Copy out the entries exactly, from the first line to the last.

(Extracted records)
--- BEGIN ---
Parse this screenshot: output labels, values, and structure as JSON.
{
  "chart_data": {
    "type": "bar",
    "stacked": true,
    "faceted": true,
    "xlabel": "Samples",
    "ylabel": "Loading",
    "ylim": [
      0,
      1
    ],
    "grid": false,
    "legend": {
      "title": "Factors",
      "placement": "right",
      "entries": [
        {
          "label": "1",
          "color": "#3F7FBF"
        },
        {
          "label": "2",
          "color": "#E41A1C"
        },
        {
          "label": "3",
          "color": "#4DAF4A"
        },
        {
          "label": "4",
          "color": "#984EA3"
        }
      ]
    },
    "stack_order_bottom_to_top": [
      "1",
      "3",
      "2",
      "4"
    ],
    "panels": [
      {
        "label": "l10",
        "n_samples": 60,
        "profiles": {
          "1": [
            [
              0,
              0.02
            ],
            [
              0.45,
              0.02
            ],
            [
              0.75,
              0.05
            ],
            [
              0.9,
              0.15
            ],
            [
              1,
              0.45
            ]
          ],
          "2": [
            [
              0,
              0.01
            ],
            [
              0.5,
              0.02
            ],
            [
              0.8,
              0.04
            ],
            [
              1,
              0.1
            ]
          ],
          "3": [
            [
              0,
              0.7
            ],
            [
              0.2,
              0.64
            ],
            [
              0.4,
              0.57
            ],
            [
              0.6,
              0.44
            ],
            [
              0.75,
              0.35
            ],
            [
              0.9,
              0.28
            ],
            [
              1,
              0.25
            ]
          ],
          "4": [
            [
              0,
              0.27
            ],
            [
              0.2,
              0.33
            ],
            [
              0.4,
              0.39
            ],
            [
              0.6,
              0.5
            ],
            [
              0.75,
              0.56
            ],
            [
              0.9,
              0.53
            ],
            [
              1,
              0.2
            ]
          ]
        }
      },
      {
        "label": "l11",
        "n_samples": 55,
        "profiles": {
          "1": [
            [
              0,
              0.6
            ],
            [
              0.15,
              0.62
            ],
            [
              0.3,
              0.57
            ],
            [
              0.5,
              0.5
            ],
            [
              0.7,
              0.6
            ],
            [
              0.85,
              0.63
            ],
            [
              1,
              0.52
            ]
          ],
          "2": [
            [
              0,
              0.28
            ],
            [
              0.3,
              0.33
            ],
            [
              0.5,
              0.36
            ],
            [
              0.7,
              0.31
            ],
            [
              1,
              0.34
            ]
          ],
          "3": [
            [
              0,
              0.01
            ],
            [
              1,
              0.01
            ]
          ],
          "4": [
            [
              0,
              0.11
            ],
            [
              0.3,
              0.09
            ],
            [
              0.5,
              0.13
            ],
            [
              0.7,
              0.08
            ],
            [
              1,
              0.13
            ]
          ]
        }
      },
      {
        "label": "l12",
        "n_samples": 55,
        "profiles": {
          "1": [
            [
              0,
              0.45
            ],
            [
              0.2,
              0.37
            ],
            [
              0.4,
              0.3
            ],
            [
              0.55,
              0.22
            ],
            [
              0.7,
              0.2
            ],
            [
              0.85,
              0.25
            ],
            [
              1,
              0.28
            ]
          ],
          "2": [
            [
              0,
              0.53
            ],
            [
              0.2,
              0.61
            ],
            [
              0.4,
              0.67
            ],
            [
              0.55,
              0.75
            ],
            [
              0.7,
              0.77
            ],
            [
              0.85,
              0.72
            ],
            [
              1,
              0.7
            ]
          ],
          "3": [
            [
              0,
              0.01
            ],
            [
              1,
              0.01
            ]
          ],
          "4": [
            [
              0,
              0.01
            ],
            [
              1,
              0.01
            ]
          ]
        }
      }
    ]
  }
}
--- END ---
TASK ANSWER:
Parse this screenshot: output labels, values, and structure as JSON.
{
  "chart_data": {
    "type": "bar",
    "stacked": true,
    "faceted": true,
    "xlabel": "Samples",
    "ylabel": "Loading",
    "ylim": [
      0,
      1
    ],
    "grid": false,
    "legend": {
      "title": "Factors",
      "placement": "right",
      "entries": [
        {
          "label": "1",
          "color": "#3F7FBF"
        },
        {
          "label": "2",
          "color": "#E41A1C"
        },
        {
          "label": "3",
          "color": "#4DAF4A"
        },
        {
          "label": "4",
          "color": "#984EA3"
        }
      ]
    },
    "stack_order_bottom_to_top": [
      "1",
      "3",
      "2",
      "4"
    ],
    "panels": [
      {
        "label": "l10",
        "n_samples": 60,
        "profiles": {
          "1": [
            [
              0,
              0.02
            ],
            [
              0.45,
              0.02
            ],
            [
              0.75,
              0.05
            ],
            [
              0.9,
              0.15
            ],
            [
              1,
              0.45
            ]
          ],
          "2": [
            [
              0,
              0.01
            ],
            [
              0.5,
              0.02
            ],
            [
              0.8,
              0.04
            ],
            [
              1,
              0.1
            ]
          ],
          "3": [
            [
              0,
              0.7
            ],
            [
              0.2,
              0.64
            ],
            [
              0.4,
              0.57
            ],
            [
              0.6,
              0.44
            ],
            [
              0.75,
              0.35
            ],
            [
              0.9,
              0.28
            ],
            [
              1,
              0.25
            ]
          ],
          "4": [
            [
              0,
              0.27
            ],
            [
              0.2,
              0.33
            ],
            [
              0.4,
              0.39
            ],
            [
              0.6,
              0.5
            ],
            [
              0.75,
              0.56
            ],
            [
              0.9,
              0.53
            ],
            [
              1,
              0.2
            ]
          ]
        }
      },
      {
        "label": "l11",
        "n_samples": 55,
        "profiles": {
          "1": [
            [
              0,
              0.6
            ],
            [
              0.15,
              0.62
            ],
            [
              0.3,
              0.57
            ],
            [
              0.5,
              0.5
            ],
            [
              0.7,
              0.6
            ],
            [
              0.85,
              0.63
            ],
            [
              1,
              0.52
            ]
          ],
          "2": [
            [
              0,
              0.28
            ],
            [
              0.3,
              0.33
            ],
            [
              0.5,
              0.36
            ],
            [
              0.7,
              0.31
            ],
            [
              1,
              0.34
            ]
          ],
          "3": [
            [
              0,
              0.01
            ],
            [
              1,
              0.01
            ]
          ],
          "4": [
            [
              0,
              0.11
            ],
            [
              0.3,
              0.09
            ],
            [
              0.5,
              0.13
            ],
            [
              0.7,
              0.08
            ],
            [
              1,
              0.13
            ]
          ]
        }
      },
      {
        "label": "l12",
        "n_samples": 55,
        "profiles": {
          "1": [
            [
              0,
              0.45
            ],
            [
              0.2,
              0.37
            ],
            [
              0.4,
              0.3
            ],
            [
              0.55,
              0.22
            ],
            [
              0.7,
              0.2
            ],
            [
              0.85,
              0.25
            ],
            [
              1,
              0.28
            ]
          ],
          "2": [
            [
              0,
              0.53
            ],
            [
              0.2,
              0.61
            ],
            [
              0.4,
              0.67
            ],
            [
              0.55,
              0.75
            ],
            [
              0.7,
              0.77
            ],
            [
              0.85,
              0.72
            ],
            [
              1,
              0.7
            ]
          ],
          "3": [
            [
              0,
              0.01
            ],
            [
              1,
              0.01
            ]
          ],
          "4": [
            [
              0,
              0.01
            ],
            [
              1,
              0.01
            ]
          ]
        }
      }
    ]
  }
}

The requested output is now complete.